So, endlich bin ich bei Jens angekommen. Jens ist nicht nur vom Aussehen her ein super Typ, er ist charmant, hört mir zu, erzählt lustige Geschichten und scheint sich selbst nicht so ernst zu nehmen. Er weiß sehr viel und kann gut verbergen, wie er mir ab und an in den Ausschnitt guckt. Wir unterhalten uns vier Stunden und als wir gehen wollen, sagt er der Kellnerin, sie möge bitte zwei Rechnungen fertig machen, wir würden getrennt bezahlen. Hier betreten wir wackligen Boden. Natürlich sind Männer verunsichert, da wir Frauen ja durchaus als emanzipiert zu bezeichnen sind und deswegen für unsere Nahrung selbst aufkommen können. Allerdings mögen wir es auch sehr gerne, wenn wir einen Gentleman vor uns haben, der uns ein wenig den Hof macht. Beim ersten Date ist es daher ein absoluter Fehltritt, die Frau ihre Speisen selbst zahlen zu lassen. Das wird bei Jens vor allem dadurch bekräftigt, dass er, den Hunderter zückend und zur Kellnerin gewandt sagt: "Ihr wollt doch immer so selbständig sein, oder?" Die Kellnerin und ich sind uns einig: Haken dran und auf zum nächsten!
Dass ich bei diesem Date beinah gar keine Erwartungen mehr habe, kann ich mir selbst nicht verübeln. Eigentlich finde ich das auch ganz gut, denn schließlich ist die Enttäuschung dann hinterher nicht so groß. Aber vielleicht klappt es ja diesmal, denn Markus ist immerhin pünktlich, beginnt seinen ersten Satz nach dem Hallo mit "Wozu darf ich Dich einladen?" und sieht aus, als hätte er seine Kleidung heute Morgen selbst gewählt.

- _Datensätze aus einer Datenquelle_
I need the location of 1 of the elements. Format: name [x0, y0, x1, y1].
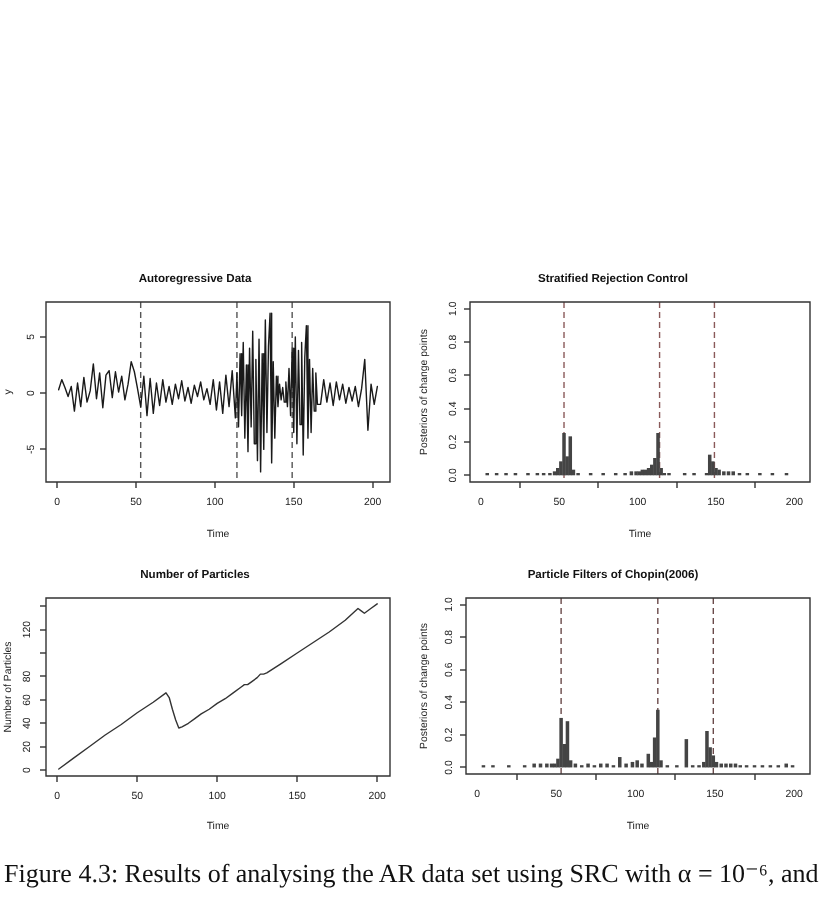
caption: Figure 4.3: Results of analysing the AR data set using SRC with α = 10⁻⁶, and: [4, 858, 819, 890]
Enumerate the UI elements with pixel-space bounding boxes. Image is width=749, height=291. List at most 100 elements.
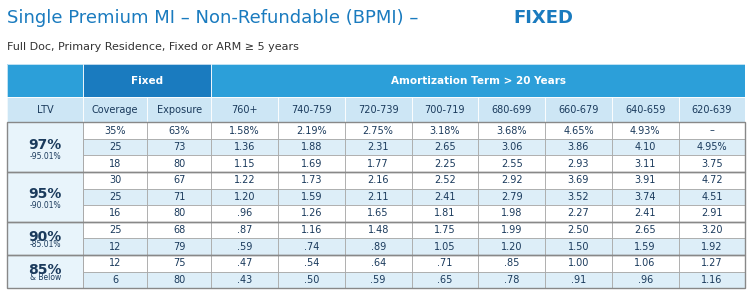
Bar: [83, 172, 148, 189]
Bar: [278, 189, 345, 205]
Bar: [545, 238, 612, 255]
Bar: [679, 122, 745, 139]
Text: 75: 75: [173, 258, 186, 268]
Bar: [679, 97, 745, 122]
Bar: [148, 97, 211, 122]
Bar: [211, 255, 278, 272]
Bar: [7, 97, 83, 122]
Text: 740-759: 740-759: [291, 105, 332, 115]
Text: 2.92: 2.92: [501, 175, 523, 185]
Bar: [679, 189, 745, 205]
Bar: [411, 272, 479, 288]
Bar: [612, 155, 679, 172]
Text: .87: .87: [237, 225, 252, 235]
Text: 4.51: 4.51: [701, 192, 723, 202]
Bar: [679, 172, 745, 189]
Bar: [83, 222, 148, 238]
Text: 25: 25: [109, 192, 121, 202]
Bar: [278, 155, 345, 172]
Bar: [211, 172, 278, 189]
Bar: [545, 189, 612, 205]
Bar: [211, 205, 278, 222]
Text: 30: 30: [109, 175, 121, 185]
Bar: [612, 222, 679, 238]
Text: 16: 16: [109, 208, 121, 219]
Text: 1.59: 1.59: [300, 192, 322, 202]
Bar: [345, 122, 411, 139]
Text: 1.15: 1.15: [234, 159, 255, 169]
Bar: [612, 189, 679, 205]
Text: -95.01%: -95.01%: [29, 152, 61, 161]
Bar: [148, 238, 211, 255]
Bar: [7, 222, 745, 255]
Bar: [7, 255, 745, 288]
Bar: [278, 272, 345, 288]
Bar: [148, 222, 211, 238]
Bar: [679, 255, 745, 272]
Bar: [148, 172, 211, 189]
Bar: [148, 97, 211, 122]
Bar: [545, 222, 612, 238]
Text: .65: .65: [437, 275, 452, 285]
Bar: [479, 172, 545, 189]
Text: 2.16: 2.16: [368, 175, 389, 185]
Bar: [612, 255, 679, 272]
Bar: [278, 122, 345, 139]
Bar: [148, 139, 211, 155]
Text: 1.26: 1.26: [300, 208, 322, 219]
Bar: [83, 255, 148, 272]
Text: 1.16: 1.16: [701, 275, 723, 285]
Bar: [479, 255, 545, 272]
Bar: [545, 205, 612, 222]
Text: .47: .47: [237, 258, 252, 268]
Bar: [278, 189, 345, 205]
Text: .54: .54: [303, 258, 319, 268]
Text: 80: 80: [173, 208, 185, 219]
Bar: [211, 139, 278, 155]
Text: 680-699: 680-699: [491, 105, 532, 115]
Text: 3.52: 3.52: [568, 192, 589, 202]
Bar: [679, 122, 745, 139]
Bar: [148, 272, 211, 288]
Text: 1.00: 1.00: [568, 258, 589, 268]
Bar: [83, 155, 148, 172]
Text: 4.72: 4.72: [701, 175, 723, 185]
Bar: [679, 172, 745, 189]
Text: .96: .96: [237, 208, 252, 219]
Bar: [411, 238, 479, 255]
Bar: [345, 272, 411, 288]
Bar: [83, 189, 148, 205]
Bar: [211, 122, 278, 139]
Bar: [679, 222, 745, 238]
Text: .74: .74: [303, 242, 319, 252]
Bar: [211, 272, 278, 288]
Bar: [479, 238, 545, 255]
Text: 2.65: 2.65: [434, 142, 455, 152]
Text: LTV: LTV: [37, 105, 54, 115]
Bar: [148, 238, 211, 255]
Text: 1.65: 1.65: [368, 208, 389, 219]
Text: 90%: 90%: [28, 230, 62, 244]
Bar: [545, 122, 612, 139]
Bar: [148, 122, 211, 139]
Bar: [7, 222, 83, 255]
Text: 1.20: 1.20: [234, 192, 255, 202]
Bar: [612, 172, 679, 189]
Bar: [612, 238, 679, 255]
Text: 620-639: 620-639: [691, 105, 732, 115]
Bar: [83, 139, 148, 155]
Bar: [411, 272, 479, 288]
Bar: [345, 155, 411, 172]
Text: 2.31: 2.31: [368, 142, 389, 152]
Text: 1.22: 1.22: [234, 175, 255, 185]
Bar: [411, 97, 479, 122]
Text: .71: .71: [437, 258, 452, 268]
Bar: [479, 139, 545, 155]
Bar: [345, 97, 411, 122]
Bar: [278, 172, 345, 189]
Bar: [211, 64, 745, 97]
Bar: [211, 155, 278, 172]
Bar: [278, 255, 345, 272]
Text: & Below: & Below: [30, 273, 61, 282]
Bar: [545, 222, 612, 238]
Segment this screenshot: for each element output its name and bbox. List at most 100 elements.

- _Übungsaufgaben_
1 - Zähle alle Eigenschaften von Jens auf, die der zitierte Text im selben Satz nach den Worten „er ist“ nennt.
2 - Wie lange dauert laut dem zitierten Text die Unterhaltung mit Jens?
3 - Gib aus dem zitierten Text wortgetreu alles von „Dass ich bei“ bis hinunter zu „Morgen selbst gewählt.“ wieder.

- _Lösungen je Aufgabe_
1 - charmant; hört mir zu; erzählt lustige Geschichten; scheint sich selbst nicht so ernst zu nehmen

2 - Vier Stunden.

3 -
Dass ich bei diesem Date beinah gar keine Erwartungen mehr habe, kann ich mir selbst nicht verübeln. Eigentlich finde ich das auch ganz gut, denn schließlich ist die Enttäuschung dann hinterher nicht so groß. Aber vielleicht klappt es ja diesmal, denn Markus ist immerhin pünktlich, beginnt seinen ersten Satz nach dem Hallo mit "Wozu darf ich Dich einladen?" und sieht aus, als hätte er seine Kleidung heute Morgen selbst gewählt.